─── MATERIAL TO PROCESS
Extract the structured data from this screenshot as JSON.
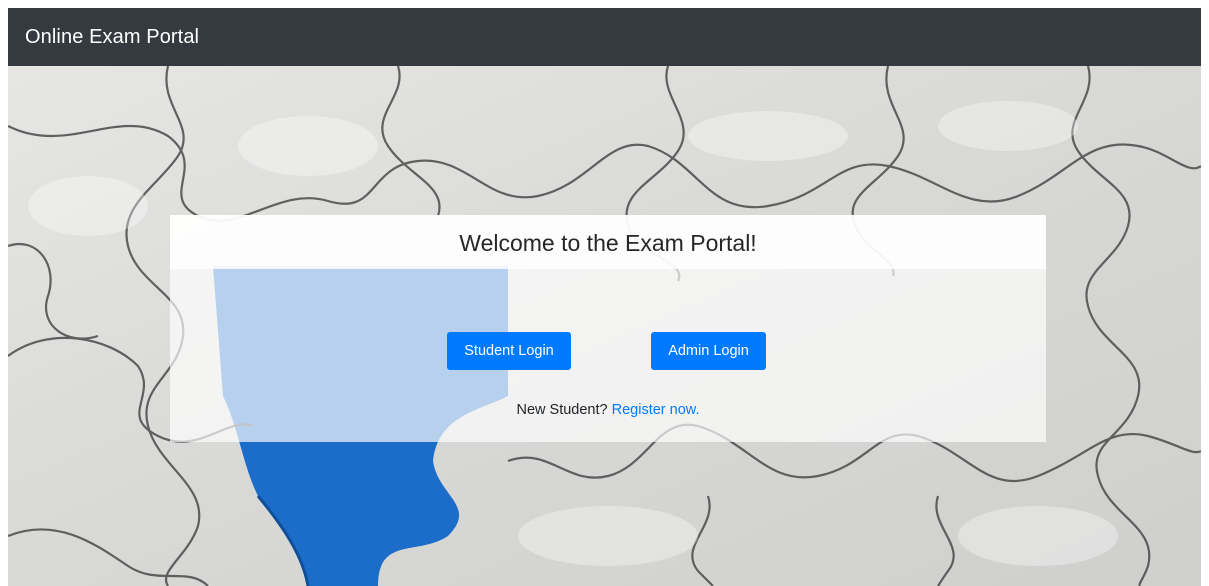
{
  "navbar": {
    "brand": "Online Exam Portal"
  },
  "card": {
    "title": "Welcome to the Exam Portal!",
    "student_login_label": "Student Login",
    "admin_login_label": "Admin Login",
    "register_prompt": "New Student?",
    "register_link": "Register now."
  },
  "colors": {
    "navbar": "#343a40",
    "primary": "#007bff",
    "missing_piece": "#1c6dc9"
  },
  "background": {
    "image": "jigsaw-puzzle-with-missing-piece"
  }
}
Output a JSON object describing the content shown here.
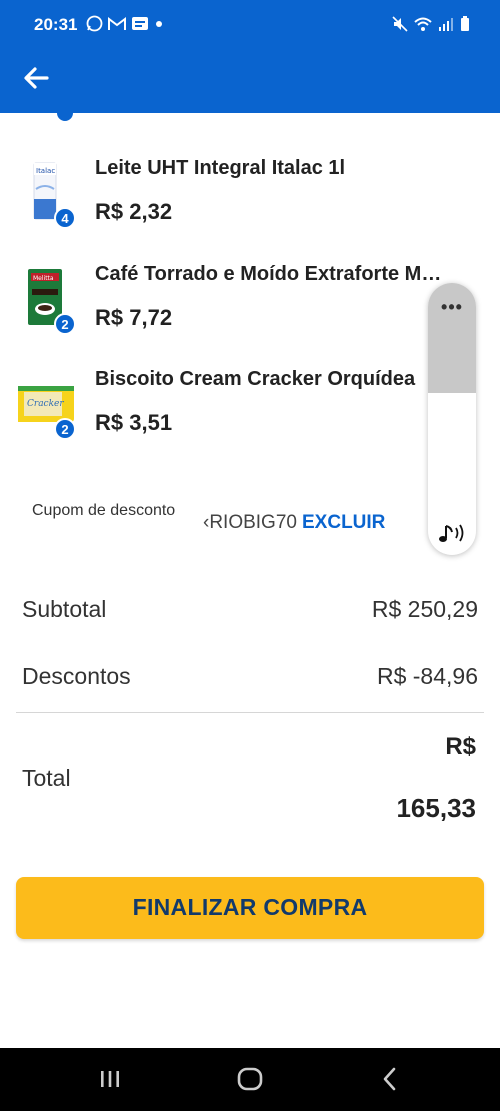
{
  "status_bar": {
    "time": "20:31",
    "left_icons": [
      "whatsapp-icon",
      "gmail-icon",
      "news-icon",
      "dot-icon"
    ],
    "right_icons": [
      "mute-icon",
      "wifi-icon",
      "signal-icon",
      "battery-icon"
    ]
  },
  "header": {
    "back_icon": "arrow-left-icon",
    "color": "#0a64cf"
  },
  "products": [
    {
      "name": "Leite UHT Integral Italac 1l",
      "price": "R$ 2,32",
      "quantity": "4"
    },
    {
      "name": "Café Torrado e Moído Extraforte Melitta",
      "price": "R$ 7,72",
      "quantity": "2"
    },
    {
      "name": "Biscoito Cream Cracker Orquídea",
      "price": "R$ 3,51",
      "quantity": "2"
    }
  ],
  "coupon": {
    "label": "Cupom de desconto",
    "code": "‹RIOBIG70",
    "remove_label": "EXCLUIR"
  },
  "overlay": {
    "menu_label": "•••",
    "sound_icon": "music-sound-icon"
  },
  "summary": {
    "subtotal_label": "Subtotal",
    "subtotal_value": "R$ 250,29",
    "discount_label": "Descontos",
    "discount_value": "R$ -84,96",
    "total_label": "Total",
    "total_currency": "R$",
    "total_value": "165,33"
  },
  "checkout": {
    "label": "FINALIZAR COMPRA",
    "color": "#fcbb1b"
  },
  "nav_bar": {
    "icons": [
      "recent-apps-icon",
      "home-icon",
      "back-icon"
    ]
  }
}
──────
INSTRUCTIONS TO FOLLOW:
Take the data above and repeat it exactly, leaving each picture out.

THE REPLY:
Extract the structured data from this screenshot as JSON.
{
  "navbar": {
    "brand": "Online Exam Portal"
  },
  "card": {
    "title": "Welcome to the Exam Portal!",
    "student_login_label": "Student Login",
    "admin_login_label": "Admin Login",
    "register_prompt": "New Student?",
    "register_link": "Register now."
  },
  "colors": {
    "navbar": "#343a40",
    "primary": "#007bff",
    "missing_piece": "#1c6dc9"
  },
  "background": {
    "image": "jigsaw-puzzle-with-missing-piece"
  }
}
Output a JSON object describing the content shown here.
{
  "status_bar": {
    "time": "20:31",
    "left_icons": [
      "whatsapp-icon",
      "gmail-icon",
      "news-icon",
      "dot-icon"
    ],
    "right_icons": [
      "mute-icon",
      "wifi-icon",
      "signal-icon",
      "battery-icon"
    ]
  },
  "header": {
    "back_icon": "arrow-left-icon",
    "color": "#0a64cf"
  },
  "products": [
    {
      "name": "Leite UHT Integral Italac 1l",
      "price": "R$ 2,32",
      "quantity": "4"
    },
    {
      "name": "Café Torrado e Moído Extraforte Melitta",
      "price": "R$ 7,72",
      "quantity": "2"
    },
    {
      "name": "Biscoito Cream Cracker Orquídea",
      "price": "R$ 3,51",
      "quantity": "2"
    }
  ],
  "coupon": {
    "label": "Cupom de desconto",
    "code": "‹RIOBIG70",
    "remove_label": "EXCLUIR"
  },
  "overlay": {
    "menu_label": "•••",
    "sound_icon": "music-sound-icon"
  },
  "summary": {
    "subtotal_label": "Subtotal",
    "subtotal_value": "R$ 250,29",
    "discount_label": "Descontos",
    "discount_value": "R$ -84,96",
    "total_label": "Total",
    "total_currency": "R$",
    "total_value": "165,33"
  },
  "checkout": {
    "label": "FINALIZAR COMPRA",
    "color": "#fcbb1b"
  },
  "nav_bar": {
    "icons": [
      "recent-apps-icon",
      "home-icon",
      "back-icon"
    ]
  }
}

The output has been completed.